> Your task
Copy out each line of the data that holds the word "coordinate".
[start of The input]
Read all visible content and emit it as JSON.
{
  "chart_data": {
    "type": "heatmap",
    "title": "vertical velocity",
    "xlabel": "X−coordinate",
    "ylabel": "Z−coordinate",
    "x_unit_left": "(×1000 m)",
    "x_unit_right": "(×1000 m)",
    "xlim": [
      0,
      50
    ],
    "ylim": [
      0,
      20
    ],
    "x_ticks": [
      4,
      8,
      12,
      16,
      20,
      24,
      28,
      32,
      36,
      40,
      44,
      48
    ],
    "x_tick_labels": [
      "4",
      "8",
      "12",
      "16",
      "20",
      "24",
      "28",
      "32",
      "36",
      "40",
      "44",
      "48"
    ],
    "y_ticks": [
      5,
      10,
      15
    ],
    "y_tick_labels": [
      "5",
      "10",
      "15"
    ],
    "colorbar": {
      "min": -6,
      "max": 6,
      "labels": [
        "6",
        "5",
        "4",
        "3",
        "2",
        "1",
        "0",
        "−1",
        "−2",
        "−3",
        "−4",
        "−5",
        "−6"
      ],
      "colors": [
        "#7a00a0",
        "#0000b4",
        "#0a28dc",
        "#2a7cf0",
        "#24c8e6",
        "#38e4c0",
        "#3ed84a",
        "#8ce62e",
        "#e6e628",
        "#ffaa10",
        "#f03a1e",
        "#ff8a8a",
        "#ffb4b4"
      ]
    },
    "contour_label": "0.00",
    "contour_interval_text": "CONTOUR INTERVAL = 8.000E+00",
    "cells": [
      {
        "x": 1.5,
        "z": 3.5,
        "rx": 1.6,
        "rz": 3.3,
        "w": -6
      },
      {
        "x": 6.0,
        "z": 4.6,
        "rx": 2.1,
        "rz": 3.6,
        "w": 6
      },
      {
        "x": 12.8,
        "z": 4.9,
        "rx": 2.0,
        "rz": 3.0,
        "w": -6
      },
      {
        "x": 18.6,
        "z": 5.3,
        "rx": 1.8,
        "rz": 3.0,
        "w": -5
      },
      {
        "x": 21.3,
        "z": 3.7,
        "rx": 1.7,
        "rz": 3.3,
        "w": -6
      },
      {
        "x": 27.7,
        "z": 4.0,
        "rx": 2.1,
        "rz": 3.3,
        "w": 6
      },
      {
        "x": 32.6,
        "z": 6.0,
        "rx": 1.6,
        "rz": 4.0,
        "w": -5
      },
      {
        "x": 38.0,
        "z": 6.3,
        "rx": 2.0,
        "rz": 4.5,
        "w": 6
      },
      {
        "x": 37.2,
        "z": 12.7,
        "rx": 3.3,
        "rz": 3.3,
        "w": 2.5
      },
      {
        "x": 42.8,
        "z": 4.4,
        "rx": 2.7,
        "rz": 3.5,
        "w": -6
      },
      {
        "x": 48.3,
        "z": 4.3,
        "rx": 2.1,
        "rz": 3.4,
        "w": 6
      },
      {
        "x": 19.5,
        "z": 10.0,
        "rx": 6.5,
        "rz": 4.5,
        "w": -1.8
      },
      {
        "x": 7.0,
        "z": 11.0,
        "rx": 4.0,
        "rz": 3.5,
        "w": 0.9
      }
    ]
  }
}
[end of The input]
> Task answer
    "xlabel": "X−coordinate",
    "ylabel": "Z−coordinate",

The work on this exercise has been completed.